═════ Recorded information ═════
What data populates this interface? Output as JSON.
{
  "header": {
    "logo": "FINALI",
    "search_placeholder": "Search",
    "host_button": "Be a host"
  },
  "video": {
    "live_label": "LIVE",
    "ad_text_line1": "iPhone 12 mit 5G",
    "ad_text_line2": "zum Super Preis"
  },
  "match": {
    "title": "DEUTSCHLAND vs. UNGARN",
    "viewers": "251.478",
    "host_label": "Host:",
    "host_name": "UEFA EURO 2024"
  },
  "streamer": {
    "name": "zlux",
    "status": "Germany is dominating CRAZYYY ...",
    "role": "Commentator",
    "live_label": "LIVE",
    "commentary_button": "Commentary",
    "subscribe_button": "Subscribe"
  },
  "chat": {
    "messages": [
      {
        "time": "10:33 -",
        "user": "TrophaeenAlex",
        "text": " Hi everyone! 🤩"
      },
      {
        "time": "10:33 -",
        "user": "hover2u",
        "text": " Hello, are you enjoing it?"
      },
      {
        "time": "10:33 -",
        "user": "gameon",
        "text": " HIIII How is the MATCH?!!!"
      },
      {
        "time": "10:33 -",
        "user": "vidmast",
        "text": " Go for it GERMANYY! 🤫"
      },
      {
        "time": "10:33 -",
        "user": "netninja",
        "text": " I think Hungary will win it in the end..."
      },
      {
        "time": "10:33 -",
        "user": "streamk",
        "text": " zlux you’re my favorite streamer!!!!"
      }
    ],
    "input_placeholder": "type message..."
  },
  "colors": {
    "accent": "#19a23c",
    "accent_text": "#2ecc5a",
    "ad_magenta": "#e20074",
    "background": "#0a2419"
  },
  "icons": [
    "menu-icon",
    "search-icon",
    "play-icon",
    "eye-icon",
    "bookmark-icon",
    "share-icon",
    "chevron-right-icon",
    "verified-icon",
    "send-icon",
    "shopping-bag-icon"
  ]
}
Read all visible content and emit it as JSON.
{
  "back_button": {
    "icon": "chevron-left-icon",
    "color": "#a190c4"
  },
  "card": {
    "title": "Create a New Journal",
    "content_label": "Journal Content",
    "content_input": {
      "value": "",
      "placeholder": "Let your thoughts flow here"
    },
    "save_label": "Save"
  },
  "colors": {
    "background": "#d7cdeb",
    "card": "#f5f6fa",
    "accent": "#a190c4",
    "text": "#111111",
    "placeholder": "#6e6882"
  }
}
═════
Take every line that includes the string "title" and copy it.

▶ **Written reply**:
    "title": "DEUTSCHLAND vs. UNGARN",
    "title": "Create a New Journal",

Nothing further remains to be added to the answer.